──────── RAW RECORDS

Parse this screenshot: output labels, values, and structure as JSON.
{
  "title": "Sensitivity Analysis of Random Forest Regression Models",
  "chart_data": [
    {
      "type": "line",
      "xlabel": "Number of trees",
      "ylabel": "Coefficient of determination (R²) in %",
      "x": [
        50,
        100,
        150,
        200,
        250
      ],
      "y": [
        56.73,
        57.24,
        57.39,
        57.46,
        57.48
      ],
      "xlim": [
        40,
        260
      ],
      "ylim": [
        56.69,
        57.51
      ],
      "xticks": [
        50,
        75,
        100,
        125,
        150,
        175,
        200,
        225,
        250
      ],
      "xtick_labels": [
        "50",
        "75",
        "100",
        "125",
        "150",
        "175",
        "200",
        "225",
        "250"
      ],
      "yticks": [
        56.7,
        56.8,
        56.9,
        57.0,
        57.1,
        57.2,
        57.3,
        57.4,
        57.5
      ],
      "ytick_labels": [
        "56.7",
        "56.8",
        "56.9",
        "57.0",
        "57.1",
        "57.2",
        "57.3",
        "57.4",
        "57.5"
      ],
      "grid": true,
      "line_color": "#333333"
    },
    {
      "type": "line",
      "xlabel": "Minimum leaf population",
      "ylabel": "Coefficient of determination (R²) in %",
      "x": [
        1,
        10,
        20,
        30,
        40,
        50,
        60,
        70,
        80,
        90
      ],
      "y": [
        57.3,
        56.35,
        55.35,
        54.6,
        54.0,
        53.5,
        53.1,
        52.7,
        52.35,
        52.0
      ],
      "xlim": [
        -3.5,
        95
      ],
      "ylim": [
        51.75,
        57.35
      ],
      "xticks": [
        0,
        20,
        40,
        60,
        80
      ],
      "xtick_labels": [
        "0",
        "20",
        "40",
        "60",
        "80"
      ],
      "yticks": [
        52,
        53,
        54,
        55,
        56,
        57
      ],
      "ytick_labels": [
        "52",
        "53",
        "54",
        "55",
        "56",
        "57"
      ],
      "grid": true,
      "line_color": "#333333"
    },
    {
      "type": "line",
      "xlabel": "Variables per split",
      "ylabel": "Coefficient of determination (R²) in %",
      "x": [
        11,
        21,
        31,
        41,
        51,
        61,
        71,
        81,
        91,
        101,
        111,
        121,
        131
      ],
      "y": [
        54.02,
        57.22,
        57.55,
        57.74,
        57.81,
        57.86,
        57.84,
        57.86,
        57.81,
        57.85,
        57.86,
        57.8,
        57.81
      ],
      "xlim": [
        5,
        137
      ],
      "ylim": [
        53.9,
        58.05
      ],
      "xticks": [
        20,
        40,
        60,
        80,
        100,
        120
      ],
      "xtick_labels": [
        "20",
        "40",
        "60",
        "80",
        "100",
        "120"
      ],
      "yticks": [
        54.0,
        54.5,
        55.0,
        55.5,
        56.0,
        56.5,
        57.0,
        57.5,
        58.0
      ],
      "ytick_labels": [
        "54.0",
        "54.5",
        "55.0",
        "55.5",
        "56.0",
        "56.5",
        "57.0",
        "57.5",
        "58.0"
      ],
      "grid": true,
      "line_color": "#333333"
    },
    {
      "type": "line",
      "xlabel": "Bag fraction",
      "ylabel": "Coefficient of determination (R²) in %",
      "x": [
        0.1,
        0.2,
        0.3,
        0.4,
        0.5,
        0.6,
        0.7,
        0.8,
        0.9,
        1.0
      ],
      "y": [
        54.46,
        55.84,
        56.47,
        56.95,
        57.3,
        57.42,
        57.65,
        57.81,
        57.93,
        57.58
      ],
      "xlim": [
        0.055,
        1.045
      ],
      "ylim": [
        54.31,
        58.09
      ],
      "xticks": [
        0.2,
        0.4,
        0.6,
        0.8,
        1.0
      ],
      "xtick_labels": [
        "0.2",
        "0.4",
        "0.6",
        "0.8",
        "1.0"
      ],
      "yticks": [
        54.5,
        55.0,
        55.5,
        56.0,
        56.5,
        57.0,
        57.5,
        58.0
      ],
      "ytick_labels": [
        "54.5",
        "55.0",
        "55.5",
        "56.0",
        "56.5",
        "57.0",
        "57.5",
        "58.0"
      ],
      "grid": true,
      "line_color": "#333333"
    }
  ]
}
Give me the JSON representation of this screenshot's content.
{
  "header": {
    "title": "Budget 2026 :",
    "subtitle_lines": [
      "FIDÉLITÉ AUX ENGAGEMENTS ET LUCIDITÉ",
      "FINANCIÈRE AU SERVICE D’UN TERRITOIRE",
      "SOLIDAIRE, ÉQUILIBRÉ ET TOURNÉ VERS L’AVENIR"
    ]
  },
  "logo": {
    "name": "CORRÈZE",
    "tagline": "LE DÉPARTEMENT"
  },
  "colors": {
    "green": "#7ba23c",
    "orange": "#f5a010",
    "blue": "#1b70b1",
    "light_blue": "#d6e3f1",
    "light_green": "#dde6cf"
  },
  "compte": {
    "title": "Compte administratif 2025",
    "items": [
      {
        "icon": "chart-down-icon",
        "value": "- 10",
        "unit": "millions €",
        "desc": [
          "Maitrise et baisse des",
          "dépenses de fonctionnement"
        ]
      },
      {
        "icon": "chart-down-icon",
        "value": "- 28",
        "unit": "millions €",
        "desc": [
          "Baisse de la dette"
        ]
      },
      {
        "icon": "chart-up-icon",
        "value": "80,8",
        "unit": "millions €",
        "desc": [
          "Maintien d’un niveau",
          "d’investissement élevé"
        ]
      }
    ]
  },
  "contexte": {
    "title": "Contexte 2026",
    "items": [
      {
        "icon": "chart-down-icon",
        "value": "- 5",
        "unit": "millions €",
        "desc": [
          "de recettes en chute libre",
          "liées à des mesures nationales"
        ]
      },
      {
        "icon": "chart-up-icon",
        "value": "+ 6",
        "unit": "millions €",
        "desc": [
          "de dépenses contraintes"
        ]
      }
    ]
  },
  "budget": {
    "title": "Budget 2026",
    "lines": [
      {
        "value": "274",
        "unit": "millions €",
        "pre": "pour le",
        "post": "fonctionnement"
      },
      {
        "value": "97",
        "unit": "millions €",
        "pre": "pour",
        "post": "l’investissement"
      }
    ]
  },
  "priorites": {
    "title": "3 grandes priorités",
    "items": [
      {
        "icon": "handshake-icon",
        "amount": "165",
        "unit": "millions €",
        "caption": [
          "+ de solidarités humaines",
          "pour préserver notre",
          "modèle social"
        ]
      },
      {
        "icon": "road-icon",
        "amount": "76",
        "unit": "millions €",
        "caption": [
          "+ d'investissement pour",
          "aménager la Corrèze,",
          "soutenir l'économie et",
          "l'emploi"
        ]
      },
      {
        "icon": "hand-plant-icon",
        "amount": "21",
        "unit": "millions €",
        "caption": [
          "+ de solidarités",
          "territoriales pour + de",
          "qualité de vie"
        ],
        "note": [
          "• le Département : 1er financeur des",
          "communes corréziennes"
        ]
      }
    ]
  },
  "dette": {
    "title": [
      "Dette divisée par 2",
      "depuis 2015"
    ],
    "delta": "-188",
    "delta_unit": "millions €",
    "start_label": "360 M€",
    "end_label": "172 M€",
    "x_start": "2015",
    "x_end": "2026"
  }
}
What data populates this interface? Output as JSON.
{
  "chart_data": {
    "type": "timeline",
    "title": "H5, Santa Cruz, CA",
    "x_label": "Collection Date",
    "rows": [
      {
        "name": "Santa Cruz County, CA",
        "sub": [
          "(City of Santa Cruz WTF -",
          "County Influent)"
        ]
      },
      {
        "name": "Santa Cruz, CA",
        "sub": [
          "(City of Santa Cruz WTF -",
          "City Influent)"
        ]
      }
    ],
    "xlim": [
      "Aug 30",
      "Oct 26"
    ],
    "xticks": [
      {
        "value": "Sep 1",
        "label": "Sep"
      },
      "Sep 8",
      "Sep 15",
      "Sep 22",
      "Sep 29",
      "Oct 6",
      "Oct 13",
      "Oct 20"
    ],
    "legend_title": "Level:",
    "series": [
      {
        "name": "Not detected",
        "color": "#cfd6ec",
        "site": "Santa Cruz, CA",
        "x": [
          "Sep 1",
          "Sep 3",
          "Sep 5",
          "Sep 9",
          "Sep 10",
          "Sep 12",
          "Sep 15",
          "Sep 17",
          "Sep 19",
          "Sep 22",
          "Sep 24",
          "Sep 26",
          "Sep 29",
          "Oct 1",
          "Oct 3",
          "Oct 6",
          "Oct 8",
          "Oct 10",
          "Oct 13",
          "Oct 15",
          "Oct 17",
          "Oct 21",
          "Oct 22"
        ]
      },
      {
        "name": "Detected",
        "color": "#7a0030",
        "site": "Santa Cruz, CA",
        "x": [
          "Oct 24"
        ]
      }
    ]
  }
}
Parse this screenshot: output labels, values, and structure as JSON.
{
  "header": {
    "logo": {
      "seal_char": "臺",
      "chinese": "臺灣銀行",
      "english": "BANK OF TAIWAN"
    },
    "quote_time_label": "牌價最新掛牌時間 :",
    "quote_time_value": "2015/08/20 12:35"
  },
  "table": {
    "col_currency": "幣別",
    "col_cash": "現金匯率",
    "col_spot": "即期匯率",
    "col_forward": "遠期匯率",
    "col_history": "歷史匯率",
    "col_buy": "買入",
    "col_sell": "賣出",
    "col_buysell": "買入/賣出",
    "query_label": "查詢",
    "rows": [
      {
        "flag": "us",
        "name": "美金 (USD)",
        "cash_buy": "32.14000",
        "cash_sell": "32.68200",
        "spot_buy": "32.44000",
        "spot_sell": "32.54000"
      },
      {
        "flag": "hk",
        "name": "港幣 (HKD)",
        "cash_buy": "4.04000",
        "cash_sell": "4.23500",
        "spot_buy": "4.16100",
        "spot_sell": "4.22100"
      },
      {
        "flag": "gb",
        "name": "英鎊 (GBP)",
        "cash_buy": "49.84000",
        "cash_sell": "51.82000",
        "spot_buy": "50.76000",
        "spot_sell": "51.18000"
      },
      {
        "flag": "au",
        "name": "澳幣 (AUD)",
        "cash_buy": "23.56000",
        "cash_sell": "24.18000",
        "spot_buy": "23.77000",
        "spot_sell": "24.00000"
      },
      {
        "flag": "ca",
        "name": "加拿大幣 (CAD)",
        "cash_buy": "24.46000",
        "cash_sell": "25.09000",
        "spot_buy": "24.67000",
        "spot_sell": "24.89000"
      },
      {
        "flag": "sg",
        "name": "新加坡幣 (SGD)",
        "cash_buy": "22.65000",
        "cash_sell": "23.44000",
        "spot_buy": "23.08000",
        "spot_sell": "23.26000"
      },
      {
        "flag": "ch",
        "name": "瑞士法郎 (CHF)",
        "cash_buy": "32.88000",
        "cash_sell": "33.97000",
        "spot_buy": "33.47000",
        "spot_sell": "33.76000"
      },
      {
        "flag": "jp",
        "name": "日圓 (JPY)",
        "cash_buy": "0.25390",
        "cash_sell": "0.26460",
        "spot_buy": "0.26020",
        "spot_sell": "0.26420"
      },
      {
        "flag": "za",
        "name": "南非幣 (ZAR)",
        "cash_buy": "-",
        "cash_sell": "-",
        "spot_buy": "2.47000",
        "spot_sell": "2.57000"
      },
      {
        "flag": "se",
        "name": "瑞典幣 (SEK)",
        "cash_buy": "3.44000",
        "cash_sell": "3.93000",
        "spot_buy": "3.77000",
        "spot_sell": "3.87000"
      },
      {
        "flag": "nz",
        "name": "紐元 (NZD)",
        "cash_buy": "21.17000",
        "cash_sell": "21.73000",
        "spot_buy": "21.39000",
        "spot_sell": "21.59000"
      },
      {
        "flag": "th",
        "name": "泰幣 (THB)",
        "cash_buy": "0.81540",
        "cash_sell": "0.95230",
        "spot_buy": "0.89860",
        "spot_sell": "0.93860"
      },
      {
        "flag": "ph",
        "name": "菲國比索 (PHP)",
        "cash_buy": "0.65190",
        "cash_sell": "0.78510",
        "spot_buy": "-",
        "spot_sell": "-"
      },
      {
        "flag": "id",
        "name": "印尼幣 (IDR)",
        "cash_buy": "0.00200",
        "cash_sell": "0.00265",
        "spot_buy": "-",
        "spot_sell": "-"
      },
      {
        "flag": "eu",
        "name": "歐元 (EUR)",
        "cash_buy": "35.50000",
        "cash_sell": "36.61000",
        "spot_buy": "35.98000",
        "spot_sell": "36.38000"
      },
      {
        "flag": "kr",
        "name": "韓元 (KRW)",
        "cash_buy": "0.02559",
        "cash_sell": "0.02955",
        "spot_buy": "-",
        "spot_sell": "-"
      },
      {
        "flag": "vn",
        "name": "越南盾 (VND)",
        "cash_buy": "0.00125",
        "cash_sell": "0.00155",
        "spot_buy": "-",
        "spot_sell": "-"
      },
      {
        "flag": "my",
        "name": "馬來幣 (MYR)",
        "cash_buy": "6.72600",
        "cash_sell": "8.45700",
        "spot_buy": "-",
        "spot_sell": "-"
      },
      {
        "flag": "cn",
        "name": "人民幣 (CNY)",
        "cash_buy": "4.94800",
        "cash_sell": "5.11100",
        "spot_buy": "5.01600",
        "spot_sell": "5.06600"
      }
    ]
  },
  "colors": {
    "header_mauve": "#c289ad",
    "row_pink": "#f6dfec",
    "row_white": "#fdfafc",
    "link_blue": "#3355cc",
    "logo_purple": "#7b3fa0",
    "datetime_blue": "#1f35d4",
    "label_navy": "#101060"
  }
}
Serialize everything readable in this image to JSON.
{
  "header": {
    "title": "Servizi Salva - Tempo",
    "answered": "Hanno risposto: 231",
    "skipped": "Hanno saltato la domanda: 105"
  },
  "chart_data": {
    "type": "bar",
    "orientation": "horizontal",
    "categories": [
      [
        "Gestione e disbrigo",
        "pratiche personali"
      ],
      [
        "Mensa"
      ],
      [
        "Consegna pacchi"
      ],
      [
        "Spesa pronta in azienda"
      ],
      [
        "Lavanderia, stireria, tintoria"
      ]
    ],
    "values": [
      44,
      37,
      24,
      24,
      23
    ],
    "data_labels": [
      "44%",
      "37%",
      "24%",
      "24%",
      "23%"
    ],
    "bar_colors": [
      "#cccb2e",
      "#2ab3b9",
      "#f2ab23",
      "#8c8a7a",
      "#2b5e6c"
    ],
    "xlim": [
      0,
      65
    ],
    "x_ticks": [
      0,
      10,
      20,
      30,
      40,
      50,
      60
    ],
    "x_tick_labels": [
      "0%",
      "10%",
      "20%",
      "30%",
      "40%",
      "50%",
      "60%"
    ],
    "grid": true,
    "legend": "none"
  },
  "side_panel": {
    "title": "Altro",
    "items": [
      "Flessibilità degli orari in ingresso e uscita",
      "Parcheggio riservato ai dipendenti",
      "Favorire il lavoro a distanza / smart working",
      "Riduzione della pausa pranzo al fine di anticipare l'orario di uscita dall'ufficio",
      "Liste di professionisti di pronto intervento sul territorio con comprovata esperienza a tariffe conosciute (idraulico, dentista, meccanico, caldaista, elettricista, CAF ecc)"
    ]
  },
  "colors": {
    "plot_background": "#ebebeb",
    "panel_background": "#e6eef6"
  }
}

────────────────

▶ _REQUIRED WORK_
Copy exactly the lines from the one containing "Serialize everything readable" through the last line of the records, both included, and nothing else.

▶ _EXERCISE ANSWER_
Serialize everything readable in this image to JSON.
{
  "header": {
    "title": "Servizi Salva - Tempo",
    "answered": "Hanno risposto: 231",
    "skipped": "Hanno saltato la domanda: 105"
  },
  "chart_data": {
    "type": "bar",
    "orientation": "horizontal",
    "categories": [
      [
        "Gestione e disbrigo",
        "pratiche personali"
      ],
      [
        "Mensa"
      ],
      [
        "Consegna pacchi"
      ],
      [
        "Spesa pronta in azienda"
      ],
      [
        "Lavanderia, stireria, tintoria"
      ]
    ],
    "values": [
      44,
      37,
      24,
      24,
      23
    ],
    "data_labels": [
      "44%",
      "37%",
      "24%",
      "24%",
      "23%"
    ],
    "bar_colors": [
      "#cccb2e",
      "#2ab3b9",
      "#f2ab23",
      "#8c8a7a",
      "#2b5e6c"
    ],
    "xlim": [
      0,
      65
    ],
    "x_ticks": [
      0,
      10,
      20,
      30,
      40,
      50,
      60
    ],
    "x_tick_labels": [
      "0%",
      "10%",
      "20%",
      "30%",
      "40%",
      "50%",
      "60%"
    ],
    "grid": true,
    "legend": "none"
  },
  "side_panel": {
    "title": "Altro",
    "items": [
      "Flessibilità degli orari in ingresso e uscita",
      "Parcheggio riservato ai dipendenti",
      "Favorire il lavoro a distanza / smart working",
      "Riduzione della pausa pranzo al fine di anticipare l'orario di uscita dall'ufficio",
      "Liste di professionisti di pronto intervento sul territorio con comprovata esperienza a tariffe conosciute (idraulico, dentista, meccanico, caldaista, elettricista, CAF ecc)"
    ]
  },
  "colors": {
    "plot_background": "#ebebeb",
    "panel_background": "#e6eef6"
  }
}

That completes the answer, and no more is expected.